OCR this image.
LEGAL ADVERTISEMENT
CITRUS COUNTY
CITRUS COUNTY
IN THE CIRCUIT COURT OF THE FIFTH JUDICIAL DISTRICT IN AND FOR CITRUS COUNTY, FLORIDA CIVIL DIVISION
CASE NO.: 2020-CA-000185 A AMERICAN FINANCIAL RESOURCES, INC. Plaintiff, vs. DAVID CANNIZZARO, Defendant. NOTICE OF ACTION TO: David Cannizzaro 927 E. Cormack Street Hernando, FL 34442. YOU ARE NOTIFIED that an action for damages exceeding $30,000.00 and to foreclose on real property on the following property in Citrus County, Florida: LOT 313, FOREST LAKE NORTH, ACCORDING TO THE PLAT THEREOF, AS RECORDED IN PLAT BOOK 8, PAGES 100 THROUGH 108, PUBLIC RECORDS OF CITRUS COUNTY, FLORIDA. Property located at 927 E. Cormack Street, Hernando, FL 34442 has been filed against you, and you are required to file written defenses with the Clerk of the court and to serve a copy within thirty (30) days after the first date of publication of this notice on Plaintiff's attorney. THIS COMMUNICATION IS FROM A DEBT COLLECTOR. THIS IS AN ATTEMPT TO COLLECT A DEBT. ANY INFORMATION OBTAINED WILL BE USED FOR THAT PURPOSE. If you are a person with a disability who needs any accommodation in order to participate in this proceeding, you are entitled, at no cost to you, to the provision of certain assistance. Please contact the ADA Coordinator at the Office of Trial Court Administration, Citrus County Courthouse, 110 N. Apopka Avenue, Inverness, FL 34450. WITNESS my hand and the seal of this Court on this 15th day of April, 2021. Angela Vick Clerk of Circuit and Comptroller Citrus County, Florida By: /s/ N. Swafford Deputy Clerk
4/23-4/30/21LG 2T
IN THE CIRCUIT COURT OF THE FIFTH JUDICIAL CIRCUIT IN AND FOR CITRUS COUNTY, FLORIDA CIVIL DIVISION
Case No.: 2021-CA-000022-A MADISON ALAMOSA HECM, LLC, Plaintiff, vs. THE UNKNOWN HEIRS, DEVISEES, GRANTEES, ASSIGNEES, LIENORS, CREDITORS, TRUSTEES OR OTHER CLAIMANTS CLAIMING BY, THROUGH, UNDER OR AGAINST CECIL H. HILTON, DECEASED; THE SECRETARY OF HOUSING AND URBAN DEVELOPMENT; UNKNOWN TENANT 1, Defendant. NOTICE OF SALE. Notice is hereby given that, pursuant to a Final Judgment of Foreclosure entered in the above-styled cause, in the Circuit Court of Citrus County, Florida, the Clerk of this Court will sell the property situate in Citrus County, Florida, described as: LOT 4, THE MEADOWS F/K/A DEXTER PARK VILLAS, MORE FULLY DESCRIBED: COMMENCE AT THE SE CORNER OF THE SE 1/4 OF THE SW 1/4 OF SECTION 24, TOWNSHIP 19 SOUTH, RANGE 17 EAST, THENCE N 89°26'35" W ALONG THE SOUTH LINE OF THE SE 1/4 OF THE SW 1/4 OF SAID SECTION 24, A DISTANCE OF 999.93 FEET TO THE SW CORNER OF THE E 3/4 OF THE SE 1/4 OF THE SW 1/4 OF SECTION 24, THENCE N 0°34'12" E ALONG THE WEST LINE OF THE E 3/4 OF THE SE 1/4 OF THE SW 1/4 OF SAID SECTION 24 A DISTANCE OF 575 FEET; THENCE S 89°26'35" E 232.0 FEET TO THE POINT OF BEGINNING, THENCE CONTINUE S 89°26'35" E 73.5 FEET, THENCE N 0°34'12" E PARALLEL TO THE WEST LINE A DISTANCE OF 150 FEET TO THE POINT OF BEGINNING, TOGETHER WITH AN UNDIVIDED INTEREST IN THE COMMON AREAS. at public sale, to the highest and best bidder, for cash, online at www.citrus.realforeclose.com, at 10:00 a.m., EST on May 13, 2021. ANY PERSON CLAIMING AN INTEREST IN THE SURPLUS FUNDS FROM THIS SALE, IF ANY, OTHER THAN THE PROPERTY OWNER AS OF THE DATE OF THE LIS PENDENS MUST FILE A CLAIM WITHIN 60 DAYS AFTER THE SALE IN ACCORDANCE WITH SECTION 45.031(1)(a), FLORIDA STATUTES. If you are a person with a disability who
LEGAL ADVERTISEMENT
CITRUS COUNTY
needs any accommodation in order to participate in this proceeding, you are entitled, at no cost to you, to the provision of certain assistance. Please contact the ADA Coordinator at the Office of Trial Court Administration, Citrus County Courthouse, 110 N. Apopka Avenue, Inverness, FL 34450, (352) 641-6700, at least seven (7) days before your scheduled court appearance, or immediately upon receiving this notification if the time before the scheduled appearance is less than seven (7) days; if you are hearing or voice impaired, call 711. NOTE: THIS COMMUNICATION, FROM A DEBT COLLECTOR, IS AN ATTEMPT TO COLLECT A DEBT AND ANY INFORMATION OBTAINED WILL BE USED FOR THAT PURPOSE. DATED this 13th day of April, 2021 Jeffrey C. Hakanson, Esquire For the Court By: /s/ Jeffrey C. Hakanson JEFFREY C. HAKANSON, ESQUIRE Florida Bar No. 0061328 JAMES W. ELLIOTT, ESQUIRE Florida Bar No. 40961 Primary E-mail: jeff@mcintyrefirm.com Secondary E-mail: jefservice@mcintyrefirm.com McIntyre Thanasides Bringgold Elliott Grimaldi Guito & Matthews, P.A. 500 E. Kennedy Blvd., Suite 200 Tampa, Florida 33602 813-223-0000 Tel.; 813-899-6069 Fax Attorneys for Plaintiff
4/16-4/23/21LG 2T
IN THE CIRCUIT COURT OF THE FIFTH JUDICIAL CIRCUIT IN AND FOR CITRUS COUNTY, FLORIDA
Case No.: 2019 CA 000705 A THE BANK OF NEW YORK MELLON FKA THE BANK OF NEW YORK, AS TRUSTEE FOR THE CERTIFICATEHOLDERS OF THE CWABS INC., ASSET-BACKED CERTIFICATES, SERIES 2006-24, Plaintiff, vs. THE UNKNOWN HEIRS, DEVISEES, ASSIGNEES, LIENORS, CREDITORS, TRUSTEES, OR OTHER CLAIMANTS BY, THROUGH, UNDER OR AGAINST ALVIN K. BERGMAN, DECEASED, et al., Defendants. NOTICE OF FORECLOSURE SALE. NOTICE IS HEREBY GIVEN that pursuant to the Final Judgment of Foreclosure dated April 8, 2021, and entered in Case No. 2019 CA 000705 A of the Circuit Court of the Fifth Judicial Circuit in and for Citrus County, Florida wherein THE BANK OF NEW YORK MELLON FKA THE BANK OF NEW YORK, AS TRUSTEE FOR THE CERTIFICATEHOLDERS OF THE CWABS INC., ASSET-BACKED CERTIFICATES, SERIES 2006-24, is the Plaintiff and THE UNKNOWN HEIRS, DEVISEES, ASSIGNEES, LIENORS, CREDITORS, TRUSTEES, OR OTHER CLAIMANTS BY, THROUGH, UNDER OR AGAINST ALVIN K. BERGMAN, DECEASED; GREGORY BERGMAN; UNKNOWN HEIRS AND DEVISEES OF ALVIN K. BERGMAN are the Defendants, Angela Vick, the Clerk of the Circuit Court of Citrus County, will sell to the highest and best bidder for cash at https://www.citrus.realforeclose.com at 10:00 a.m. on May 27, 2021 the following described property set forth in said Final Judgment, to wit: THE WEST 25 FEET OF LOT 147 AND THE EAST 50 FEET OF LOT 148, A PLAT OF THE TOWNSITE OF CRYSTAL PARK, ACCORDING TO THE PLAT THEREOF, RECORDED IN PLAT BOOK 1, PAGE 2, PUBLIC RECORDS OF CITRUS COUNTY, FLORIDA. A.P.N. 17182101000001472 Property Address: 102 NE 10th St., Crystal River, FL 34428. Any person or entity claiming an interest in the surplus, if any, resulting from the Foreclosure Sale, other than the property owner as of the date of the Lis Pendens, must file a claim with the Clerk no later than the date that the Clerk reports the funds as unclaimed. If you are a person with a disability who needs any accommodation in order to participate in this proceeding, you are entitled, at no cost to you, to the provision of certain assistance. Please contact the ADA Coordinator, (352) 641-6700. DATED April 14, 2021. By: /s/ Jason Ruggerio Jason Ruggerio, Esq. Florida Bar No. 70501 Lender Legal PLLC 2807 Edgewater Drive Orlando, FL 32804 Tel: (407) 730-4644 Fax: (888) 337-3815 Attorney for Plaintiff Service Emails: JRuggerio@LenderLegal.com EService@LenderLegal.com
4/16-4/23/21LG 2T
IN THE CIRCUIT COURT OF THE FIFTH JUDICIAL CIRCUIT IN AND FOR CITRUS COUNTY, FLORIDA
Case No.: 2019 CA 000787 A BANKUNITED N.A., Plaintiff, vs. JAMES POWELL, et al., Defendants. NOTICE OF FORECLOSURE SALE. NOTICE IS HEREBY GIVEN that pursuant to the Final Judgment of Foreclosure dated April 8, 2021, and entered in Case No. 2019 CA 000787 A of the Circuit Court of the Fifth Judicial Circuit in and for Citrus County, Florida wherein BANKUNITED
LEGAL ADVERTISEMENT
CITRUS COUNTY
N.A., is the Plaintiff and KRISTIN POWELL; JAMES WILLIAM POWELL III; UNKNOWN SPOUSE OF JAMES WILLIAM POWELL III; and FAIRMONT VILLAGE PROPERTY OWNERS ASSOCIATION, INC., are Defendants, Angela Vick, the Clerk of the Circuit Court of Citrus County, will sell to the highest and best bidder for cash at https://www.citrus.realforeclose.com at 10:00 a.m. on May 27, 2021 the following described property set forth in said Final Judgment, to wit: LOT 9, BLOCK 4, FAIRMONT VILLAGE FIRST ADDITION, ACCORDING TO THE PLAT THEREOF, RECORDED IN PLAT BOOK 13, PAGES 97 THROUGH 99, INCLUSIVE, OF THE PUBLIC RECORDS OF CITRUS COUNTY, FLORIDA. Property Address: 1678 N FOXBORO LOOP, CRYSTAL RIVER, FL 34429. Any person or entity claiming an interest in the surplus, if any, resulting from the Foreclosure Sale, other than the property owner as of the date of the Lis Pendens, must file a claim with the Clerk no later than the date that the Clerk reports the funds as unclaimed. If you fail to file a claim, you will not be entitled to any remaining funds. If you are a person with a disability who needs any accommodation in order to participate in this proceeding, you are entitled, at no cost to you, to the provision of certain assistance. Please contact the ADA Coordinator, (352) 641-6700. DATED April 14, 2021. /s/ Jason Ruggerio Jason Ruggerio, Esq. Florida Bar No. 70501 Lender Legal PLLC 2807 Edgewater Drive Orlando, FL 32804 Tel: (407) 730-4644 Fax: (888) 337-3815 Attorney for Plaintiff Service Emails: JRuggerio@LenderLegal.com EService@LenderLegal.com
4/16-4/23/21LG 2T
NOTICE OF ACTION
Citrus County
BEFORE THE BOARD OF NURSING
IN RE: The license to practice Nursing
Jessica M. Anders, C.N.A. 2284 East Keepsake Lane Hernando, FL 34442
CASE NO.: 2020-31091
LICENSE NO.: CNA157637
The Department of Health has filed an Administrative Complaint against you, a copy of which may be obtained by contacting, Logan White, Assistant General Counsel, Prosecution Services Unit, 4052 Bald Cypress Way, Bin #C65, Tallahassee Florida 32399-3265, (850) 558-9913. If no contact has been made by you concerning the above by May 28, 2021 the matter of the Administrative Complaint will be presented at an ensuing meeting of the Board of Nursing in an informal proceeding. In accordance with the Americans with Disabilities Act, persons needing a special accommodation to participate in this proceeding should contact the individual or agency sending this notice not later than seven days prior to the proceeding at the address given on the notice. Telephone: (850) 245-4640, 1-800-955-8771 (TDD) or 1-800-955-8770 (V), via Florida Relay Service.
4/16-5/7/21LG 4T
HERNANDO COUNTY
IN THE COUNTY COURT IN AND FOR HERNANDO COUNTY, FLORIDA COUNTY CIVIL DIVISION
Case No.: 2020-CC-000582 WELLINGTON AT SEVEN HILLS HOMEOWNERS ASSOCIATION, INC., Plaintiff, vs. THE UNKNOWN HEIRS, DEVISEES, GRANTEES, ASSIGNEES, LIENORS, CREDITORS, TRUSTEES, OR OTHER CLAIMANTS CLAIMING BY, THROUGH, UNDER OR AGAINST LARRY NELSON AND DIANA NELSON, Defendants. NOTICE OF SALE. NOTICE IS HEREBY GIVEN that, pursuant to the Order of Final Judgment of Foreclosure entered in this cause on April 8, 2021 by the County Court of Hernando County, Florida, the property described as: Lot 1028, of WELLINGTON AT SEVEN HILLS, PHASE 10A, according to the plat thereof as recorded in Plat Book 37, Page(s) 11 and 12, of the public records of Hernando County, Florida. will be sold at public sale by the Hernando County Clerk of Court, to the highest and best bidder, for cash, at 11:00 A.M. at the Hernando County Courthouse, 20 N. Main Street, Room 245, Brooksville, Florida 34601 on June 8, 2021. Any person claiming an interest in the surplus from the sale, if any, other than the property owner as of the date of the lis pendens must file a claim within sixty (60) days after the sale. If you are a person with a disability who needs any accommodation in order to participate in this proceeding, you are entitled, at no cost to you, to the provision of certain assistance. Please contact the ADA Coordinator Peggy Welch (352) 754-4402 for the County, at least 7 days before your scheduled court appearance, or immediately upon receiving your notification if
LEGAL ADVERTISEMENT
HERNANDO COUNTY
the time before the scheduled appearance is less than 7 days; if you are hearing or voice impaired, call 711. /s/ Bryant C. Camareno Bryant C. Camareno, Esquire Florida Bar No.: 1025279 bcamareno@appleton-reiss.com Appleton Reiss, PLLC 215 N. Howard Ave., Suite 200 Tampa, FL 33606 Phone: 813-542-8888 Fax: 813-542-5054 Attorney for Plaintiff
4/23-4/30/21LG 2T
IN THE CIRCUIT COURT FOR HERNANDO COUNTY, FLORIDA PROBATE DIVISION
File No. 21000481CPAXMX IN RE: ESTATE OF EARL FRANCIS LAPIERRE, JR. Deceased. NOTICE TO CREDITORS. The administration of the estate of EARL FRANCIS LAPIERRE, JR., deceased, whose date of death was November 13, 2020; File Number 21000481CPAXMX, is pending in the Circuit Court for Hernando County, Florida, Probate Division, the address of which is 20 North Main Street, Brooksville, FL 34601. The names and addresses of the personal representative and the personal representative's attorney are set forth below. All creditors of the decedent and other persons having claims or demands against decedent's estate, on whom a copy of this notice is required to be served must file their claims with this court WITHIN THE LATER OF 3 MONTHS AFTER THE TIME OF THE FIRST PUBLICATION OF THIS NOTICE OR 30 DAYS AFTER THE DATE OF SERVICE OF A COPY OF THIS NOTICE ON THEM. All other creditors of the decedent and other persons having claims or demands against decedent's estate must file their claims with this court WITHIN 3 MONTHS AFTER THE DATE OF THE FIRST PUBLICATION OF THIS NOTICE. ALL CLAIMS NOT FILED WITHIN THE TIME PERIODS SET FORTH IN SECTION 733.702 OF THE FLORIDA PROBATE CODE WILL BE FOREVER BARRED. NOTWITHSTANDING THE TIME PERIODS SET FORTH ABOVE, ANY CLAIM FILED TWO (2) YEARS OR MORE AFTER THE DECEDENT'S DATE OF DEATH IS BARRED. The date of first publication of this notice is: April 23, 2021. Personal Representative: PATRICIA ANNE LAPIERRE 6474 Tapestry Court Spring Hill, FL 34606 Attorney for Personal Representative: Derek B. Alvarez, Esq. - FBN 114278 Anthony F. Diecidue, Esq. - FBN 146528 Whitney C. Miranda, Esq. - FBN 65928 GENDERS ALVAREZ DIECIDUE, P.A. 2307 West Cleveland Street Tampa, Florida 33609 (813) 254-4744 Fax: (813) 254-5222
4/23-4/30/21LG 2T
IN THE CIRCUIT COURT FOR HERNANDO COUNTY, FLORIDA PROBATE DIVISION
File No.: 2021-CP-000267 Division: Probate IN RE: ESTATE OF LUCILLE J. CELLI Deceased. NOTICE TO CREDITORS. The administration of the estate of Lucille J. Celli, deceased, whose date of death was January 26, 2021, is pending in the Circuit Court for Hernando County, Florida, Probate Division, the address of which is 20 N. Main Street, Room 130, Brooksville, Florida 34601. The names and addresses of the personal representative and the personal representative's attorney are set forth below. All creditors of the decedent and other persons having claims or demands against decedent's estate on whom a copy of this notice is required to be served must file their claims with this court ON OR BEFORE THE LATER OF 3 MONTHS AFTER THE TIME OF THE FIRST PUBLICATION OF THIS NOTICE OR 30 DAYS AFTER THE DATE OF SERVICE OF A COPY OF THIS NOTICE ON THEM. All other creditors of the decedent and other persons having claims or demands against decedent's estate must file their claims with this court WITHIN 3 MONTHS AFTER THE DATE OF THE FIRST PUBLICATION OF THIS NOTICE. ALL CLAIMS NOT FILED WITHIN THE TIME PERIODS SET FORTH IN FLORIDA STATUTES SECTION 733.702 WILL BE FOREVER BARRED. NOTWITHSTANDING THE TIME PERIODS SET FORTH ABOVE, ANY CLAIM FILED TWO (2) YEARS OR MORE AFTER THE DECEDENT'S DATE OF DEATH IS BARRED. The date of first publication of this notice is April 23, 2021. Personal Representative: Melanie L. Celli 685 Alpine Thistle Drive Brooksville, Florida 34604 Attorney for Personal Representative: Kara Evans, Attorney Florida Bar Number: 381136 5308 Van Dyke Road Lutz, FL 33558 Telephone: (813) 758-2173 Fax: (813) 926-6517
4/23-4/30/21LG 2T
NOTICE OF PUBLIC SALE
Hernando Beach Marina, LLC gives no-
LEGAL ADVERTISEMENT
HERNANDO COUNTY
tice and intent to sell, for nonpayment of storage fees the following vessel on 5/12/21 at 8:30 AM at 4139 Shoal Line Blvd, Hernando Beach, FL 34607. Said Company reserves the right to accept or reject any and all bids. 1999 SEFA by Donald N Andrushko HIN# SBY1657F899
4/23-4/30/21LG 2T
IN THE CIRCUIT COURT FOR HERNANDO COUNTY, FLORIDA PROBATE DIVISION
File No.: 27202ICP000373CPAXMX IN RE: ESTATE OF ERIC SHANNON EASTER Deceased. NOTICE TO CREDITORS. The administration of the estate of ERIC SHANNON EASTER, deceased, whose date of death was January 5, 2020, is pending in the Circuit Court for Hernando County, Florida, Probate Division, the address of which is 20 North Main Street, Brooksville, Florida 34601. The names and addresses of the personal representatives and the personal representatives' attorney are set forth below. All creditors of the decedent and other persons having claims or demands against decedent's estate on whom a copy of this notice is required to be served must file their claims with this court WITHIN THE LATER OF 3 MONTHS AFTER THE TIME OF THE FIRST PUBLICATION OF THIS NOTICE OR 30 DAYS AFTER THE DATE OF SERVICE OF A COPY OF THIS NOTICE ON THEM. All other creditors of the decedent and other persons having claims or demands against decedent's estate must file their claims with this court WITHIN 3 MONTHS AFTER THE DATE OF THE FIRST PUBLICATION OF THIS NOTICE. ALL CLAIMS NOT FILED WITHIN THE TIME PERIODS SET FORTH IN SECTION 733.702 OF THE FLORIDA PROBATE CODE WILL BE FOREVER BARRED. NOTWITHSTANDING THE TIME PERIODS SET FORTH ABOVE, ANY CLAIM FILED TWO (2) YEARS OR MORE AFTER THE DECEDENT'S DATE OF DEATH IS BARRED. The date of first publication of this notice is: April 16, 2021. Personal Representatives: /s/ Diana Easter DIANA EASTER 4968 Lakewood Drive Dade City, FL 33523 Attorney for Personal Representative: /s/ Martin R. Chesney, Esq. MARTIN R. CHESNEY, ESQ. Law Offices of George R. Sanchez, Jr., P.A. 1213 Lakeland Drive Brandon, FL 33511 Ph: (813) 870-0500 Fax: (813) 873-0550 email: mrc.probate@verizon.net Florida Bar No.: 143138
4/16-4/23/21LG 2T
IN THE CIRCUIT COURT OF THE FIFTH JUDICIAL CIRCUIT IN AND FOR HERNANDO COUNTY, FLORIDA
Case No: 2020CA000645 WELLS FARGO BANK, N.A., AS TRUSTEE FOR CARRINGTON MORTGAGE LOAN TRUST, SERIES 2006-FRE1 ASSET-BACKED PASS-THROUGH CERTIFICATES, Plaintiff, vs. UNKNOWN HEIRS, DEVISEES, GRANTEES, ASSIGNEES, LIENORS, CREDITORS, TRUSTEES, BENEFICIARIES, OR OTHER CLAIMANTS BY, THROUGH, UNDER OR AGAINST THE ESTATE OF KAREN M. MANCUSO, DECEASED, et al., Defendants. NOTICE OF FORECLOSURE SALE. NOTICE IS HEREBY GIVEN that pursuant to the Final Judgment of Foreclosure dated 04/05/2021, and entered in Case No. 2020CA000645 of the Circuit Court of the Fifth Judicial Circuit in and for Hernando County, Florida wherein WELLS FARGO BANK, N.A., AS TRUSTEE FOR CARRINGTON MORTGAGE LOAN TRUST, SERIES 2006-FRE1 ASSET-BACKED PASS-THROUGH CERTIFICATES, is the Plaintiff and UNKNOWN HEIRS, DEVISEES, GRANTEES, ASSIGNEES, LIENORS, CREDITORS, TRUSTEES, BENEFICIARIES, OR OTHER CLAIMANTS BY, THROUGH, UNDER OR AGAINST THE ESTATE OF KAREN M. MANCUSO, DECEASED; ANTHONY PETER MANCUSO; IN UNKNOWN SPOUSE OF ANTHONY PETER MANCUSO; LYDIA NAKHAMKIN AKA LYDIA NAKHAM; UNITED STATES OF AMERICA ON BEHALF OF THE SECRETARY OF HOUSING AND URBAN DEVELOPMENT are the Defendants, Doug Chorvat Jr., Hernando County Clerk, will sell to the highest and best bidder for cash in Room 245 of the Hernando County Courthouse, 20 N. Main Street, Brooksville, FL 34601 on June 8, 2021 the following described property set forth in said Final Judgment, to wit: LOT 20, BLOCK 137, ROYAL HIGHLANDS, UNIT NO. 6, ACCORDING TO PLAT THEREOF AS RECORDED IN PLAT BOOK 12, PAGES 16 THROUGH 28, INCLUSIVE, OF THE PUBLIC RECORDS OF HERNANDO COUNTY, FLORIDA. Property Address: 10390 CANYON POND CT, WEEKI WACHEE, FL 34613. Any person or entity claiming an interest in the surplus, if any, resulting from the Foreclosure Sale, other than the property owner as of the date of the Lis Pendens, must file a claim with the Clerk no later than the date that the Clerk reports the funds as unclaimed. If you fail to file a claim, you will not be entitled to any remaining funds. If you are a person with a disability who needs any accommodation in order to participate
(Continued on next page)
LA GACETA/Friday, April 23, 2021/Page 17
◇ ◇ ◇
What this task involves | Copy out all lines above that include the string "CIVIL".

Response to the task |
IN THE CIRCUIT COURT OF THE FIFTH JUDICIAL DISTRICT IN AND FOR CITRUS COUNTY, FLORIDA CIVIL DIVISION
IN THE CIRCUIT COURT OF THE FIFTH JUDICIAL CIRCUIT IN AND FOR CITRUS COUNTY, FLORIDA CIVIL DIVISION
IN THE COUNTY COURT IN AND FOR HERNANDO COUNTY, FLORIDA COUNTY CIVIL DIVISION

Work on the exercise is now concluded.